— WHAT THE TASK REQUIRES —
State how many lines include "this", giving the number by itself.

====

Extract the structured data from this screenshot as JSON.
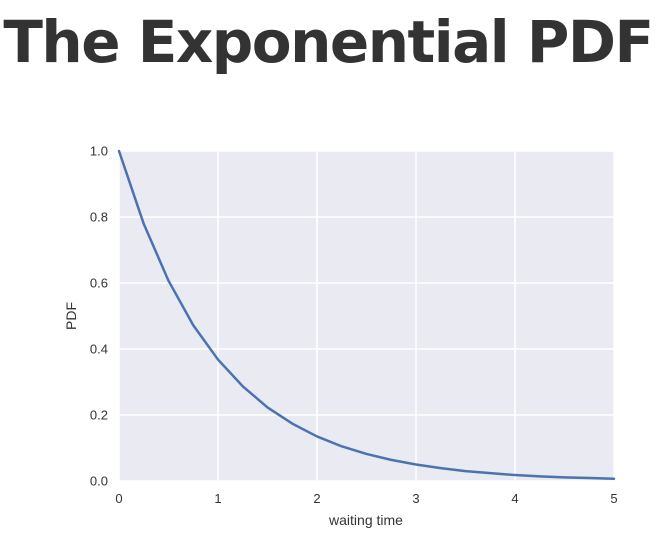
{
  "page": {
    "title": "The Exponential PDF"
  },
  "chart_data": {
    "type": "line",
    "title": "",
    "xlabel": "waiting time",
    "ylabel": "PDF",
    "xlim": [
      0,
      5
    ],
    "ylim": [
      0,
      1
    ],
    "xticks": [
      "0",
      "1",
      "2",
      "3",
      "4",
      "5"
    ],
    "yticks": [
      "0.0",
      "0.2",
      "0.4",
      "0.6",
      "0.8",
      "1.0"
    ],
    "grid": true,
    "legend": "none",
    "colors": {
      "line": "#4c72b0",
      "plot_background": "#eaeaf2",
      "grid": "#ffffff"
    },
    "series": [
      {
        "x": [
          0,
          0.25,
          0.5,
          0.75,
          1,
          1.25,
          1.5,
          1.75,
          2,
          2.25,
          2.5,
          2.75,
          3,
          3.25,
          3.5,
          3.75,
          4,
          4.25,
          4.5,
          4.75,
          5
        ],
        "y": [
          1.0,
          0.779,
          0.607,
          0.472,
          0.368,
          0.287,
          0.223,
          0.174,
          0.135,
          0.105,
          0.082,
          0.064,
          0.05,
          0.039,
          0.03,
          0.024,
          0.018,
          0.014,
          0.011,
          0.009,
          0.007
        ]
      }
    ]
  }
}
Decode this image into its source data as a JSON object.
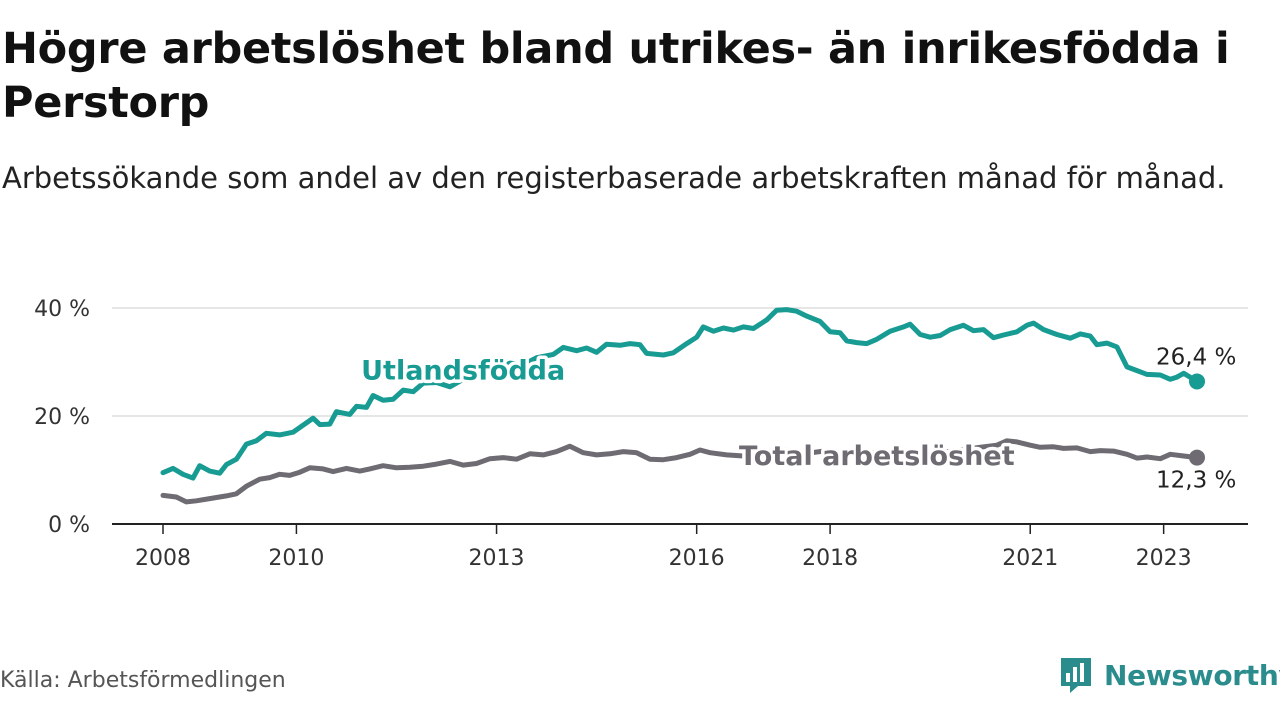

====

— SOLVED EXERCISE —
2